## WORK TO DO
In the records that follow, show each line where the word "золотой" is present.

## DATASET RECORDS
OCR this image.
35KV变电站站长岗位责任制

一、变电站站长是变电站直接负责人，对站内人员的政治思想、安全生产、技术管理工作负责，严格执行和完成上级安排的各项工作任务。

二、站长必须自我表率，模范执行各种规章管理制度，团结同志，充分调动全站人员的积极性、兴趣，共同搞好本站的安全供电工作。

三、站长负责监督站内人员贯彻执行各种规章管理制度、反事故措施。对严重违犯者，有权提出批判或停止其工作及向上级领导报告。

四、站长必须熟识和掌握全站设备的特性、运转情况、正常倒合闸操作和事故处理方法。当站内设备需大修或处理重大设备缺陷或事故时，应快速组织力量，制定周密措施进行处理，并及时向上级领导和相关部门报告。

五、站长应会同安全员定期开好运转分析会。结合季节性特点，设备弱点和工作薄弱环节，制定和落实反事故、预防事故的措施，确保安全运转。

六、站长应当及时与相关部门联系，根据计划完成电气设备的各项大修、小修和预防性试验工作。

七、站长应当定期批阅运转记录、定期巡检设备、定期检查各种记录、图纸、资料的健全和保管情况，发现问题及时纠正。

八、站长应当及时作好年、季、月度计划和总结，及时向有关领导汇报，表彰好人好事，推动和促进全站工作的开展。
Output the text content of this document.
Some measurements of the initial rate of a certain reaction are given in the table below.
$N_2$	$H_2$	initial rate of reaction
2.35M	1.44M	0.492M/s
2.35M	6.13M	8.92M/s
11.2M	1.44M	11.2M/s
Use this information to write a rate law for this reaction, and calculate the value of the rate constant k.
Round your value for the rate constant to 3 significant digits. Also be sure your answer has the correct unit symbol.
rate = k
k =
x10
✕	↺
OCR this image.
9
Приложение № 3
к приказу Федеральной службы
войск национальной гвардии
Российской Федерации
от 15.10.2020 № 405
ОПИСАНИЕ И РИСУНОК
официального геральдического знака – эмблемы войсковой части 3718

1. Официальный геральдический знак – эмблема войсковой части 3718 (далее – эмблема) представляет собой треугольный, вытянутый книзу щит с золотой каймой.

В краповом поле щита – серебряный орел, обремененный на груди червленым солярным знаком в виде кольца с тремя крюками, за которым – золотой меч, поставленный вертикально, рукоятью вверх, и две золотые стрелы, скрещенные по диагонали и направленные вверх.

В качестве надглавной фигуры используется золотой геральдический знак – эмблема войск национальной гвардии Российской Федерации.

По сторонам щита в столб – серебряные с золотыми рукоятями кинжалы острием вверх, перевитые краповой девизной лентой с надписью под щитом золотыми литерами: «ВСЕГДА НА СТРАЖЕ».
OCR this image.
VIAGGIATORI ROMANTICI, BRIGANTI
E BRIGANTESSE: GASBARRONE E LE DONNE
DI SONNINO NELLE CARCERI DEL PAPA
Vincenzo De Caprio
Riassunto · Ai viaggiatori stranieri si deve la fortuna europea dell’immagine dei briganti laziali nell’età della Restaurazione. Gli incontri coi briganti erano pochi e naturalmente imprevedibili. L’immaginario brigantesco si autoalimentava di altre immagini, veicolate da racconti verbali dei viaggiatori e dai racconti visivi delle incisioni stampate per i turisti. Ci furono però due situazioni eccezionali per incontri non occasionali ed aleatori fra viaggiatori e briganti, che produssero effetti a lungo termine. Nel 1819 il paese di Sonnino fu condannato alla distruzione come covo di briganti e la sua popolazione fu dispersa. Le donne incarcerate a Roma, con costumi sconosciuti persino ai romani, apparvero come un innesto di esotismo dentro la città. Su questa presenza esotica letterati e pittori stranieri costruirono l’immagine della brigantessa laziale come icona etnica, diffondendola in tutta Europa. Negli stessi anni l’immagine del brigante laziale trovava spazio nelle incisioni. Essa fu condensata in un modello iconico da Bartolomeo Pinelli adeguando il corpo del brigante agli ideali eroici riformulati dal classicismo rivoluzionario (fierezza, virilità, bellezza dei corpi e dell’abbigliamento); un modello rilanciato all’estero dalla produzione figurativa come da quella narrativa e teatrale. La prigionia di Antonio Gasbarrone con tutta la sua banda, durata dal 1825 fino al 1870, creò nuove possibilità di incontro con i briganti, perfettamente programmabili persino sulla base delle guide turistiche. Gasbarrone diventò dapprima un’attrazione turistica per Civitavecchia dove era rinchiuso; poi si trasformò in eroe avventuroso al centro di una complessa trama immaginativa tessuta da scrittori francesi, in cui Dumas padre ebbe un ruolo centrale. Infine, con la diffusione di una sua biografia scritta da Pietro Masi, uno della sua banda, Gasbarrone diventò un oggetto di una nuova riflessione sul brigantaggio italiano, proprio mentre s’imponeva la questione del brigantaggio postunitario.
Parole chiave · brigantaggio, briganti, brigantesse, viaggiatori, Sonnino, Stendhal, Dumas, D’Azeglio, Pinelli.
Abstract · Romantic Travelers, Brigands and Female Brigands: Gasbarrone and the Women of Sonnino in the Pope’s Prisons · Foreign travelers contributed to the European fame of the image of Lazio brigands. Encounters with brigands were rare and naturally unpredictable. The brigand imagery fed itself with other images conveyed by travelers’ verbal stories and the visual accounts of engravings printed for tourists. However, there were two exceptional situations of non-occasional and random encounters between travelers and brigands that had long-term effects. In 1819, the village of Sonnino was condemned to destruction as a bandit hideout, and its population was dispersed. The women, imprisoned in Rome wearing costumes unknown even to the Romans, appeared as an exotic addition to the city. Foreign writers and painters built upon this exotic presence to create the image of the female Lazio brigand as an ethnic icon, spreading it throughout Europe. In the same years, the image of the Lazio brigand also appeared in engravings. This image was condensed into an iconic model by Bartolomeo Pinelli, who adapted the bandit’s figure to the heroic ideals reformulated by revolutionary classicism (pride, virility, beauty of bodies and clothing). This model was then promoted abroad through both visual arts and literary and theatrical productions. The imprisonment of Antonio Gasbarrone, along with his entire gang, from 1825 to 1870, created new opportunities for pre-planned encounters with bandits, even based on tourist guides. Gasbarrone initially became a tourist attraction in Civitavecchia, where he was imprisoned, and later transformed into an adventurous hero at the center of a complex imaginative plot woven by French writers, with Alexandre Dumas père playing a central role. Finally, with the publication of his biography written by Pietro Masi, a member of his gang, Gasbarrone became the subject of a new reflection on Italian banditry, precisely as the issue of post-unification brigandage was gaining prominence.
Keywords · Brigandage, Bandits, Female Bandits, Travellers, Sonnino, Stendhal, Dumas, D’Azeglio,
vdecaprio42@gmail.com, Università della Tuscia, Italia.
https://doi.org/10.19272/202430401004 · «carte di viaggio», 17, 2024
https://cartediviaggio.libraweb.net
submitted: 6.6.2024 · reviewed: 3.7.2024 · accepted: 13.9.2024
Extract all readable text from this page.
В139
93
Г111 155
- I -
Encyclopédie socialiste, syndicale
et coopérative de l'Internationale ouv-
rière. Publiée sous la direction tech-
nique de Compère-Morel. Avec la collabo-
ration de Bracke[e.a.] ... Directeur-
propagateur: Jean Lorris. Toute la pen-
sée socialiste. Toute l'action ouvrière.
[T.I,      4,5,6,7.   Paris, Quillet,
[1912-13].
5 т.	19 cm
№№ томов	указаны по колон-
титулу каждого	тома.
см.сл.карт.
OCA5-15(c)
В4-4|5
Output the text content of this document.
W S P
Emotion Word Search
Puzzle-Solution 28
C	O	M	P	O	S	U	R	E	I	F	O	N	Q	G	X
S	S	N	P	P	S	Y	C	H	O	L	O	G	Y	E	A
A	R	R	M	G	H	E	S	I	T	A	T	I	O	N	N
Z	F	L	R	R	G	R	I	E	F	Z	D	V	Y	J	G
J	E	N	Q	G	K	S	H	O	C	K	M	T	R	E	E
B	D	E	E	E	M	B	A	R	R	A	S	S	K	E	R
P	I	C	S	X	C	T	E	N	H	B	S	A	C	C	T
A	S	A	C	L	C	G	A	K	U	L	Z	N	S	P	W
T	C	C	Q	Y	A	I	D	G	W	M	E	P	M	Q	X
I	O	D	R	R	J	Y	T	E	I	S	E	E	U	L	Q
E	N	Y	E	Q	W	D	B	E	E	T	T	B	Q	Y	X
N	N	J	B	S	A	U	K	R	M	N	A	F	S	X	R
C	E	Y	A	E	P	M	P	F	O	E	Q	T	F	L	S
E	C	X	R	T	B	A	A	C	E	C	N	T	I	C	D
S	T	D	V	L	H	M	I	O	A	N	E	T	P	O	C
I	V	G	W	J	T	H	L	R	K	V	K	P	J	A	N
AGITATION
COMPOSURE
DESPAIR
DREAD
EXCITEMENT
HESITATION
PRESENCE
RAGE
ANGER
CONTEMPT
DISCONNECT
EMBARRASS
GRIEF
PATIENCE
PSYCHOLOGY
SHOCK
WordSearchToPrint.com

## COMPLETE OUTPUT
1. Официальный геральдический знак – эмблема войсковой части 3718 (далее – эмблема) представляет собой треугольный, вытянутый книзу щит с золотой каймой.
В краповом поле щита – серебряный орел, обремененный на груди червленым солярным знаком в виде кольца с тремя крюками, за которым – золотой меч, поставленный вертикально, рукоятью вверх, и две золотые стрелы, скрещенные по диагонали и направленные вверх.
В качестве надглавной фигуры используется золотой геральдический знак – эмблема войск национальной гвардии Российской Федерации.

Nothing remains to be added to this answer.